Exactly reproduce the entries, dropping any pictures from your copy.
▬▬▬▬▬▬▬▬▬▬
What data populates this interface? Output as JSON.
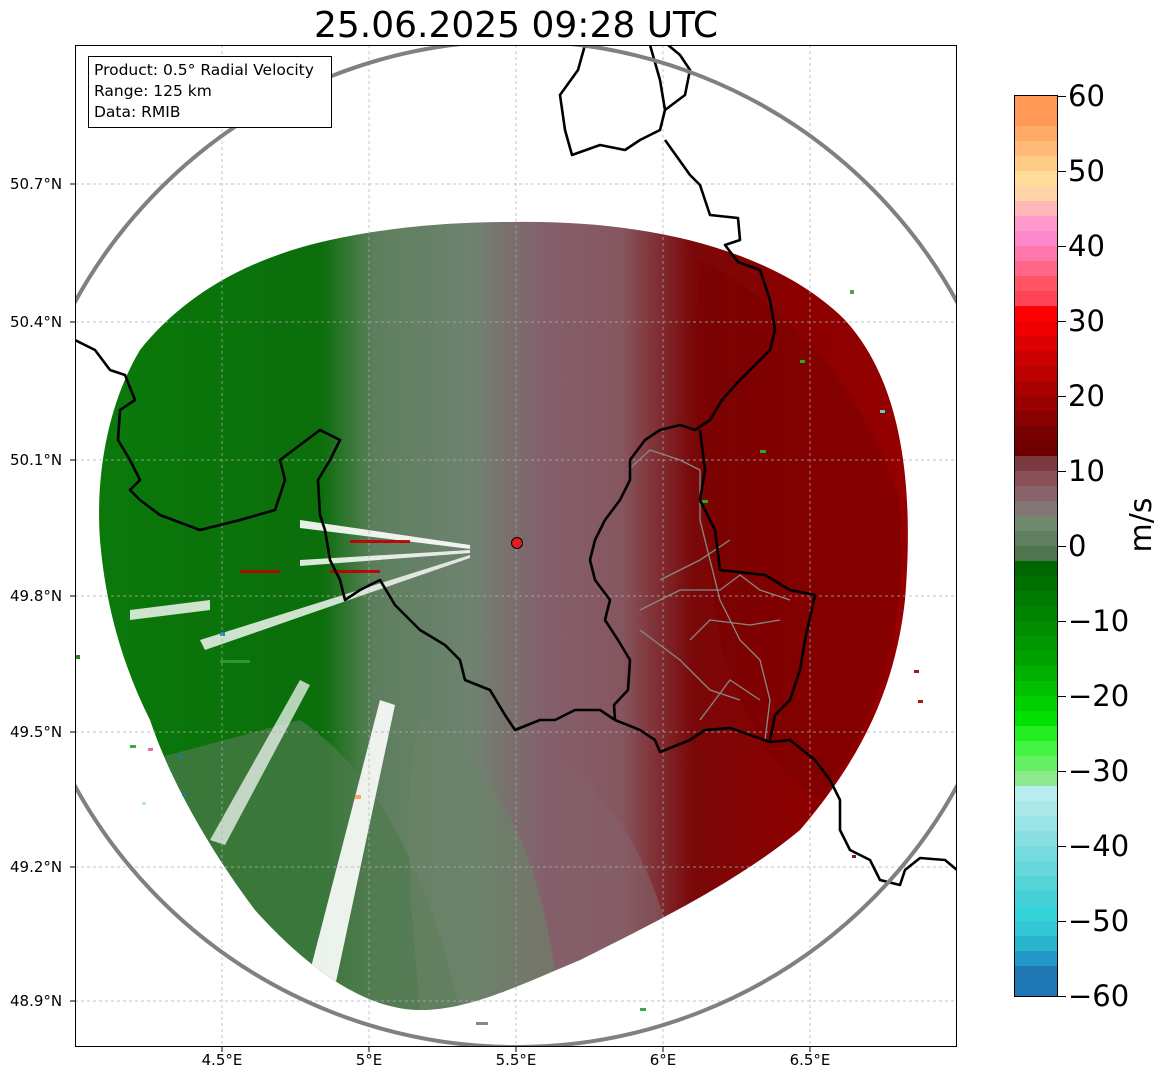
{
  "title": "25.06.2025 09:28 UTC",
  "info": {
    "product": "Product: 0.5° Radial Velocity",
    "range": "Range: 125 km",
    "data": "Data: RMIB"
  },
  "map": {
    "lat_labels": [
      "50.7°N",
      "50.4°N",
      "50.1°N",
      "49.8°N",
      "49.5°N",
      "49.2°N",
      "48.9°N"
    ],
    "lon_labels": [
      "4.5°E",
      "5°E",
      "5.5°E",
      "6°E",
      "6.5°E"
    ],
    "radar_site": "red-dot",
    "range_ring_color": "#808080",
    "border_color": "#000000"
  },
  "colorbar": {
    "unit": "m/s",
    "min": -60,
    "max": 60,
    "ticks": [
      "60",
      "50",
      "40",
      "30",
      "20",
      "10",
      "0",
      "−10",
      "−20",
      "−30",
      "−40",
      "−50",
      "−60"
    ],
    "colors": {
      "approaching_strong": "#1f77b4",
      "approaching_cyan": "#40e0e0",
      "approaching_green": "#008000",
      "near_zero": "#6b8a6b",
      "receding_mauve": "#8a5a66",
      "receding_red": "#7a0000",
      "receding_bright": "#ff0000",
      "receding_pink": "#ff88cc",
      "receding_orange": "#ff9955"
    }
  }
}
▬▬▬▬▬▬▬▬▬▬
_Response to this exercise_
What data populates this interface? Output as JSON.
{
  "title": "25.06.2025 09:28 UTC",
  "info": {
    "product": "Product: 0.5° Radial Velocity",
    "range": "Range: 125 km",
    "data": "Data: RMIB"
  },
  "map": {
    "lat_labels": [
      "50.7°N",
      "50.4°N",
      "50.1°N",
      "49.8°N",
      "49.5°N",
      "49.2°N",
      "48.9°N"
    ],
    "lon_labels": [
      "4.5°E",
      "5°E",
      "5.5°E",
      "6°E",
      "6.5°E"
    ],
    "radar_site": "red-dot",
    "range_ring_color": "#808080",
    "border_color": "#000000"
  },
  "colorbar": {
    "unit": "m/s",
    "min": -60,
    "max": 60,
    "ticks": [
      "60",
      "50",
      "40",
      "30",
      "20",
      "10",
      "0",
      "−10",
      "−20",
      "−30",
      "−40",
      "−50",
      "−60"
    ],
    "colors": {
      "approaching_strong": "#1f77b4",
      "approaching_cyan": "#40e0e0",
      "approaching_green": "#008000",
      "near_zero": "#6b8a6b",
      "receding_mauve": "#8a5a66",
      "receding_red": "#7a0000",
      "receding_bright": "#ff0000",
      "receding_pink": "#ff88cc",
      "receding_orange": "#ff9955"
    }
  }
}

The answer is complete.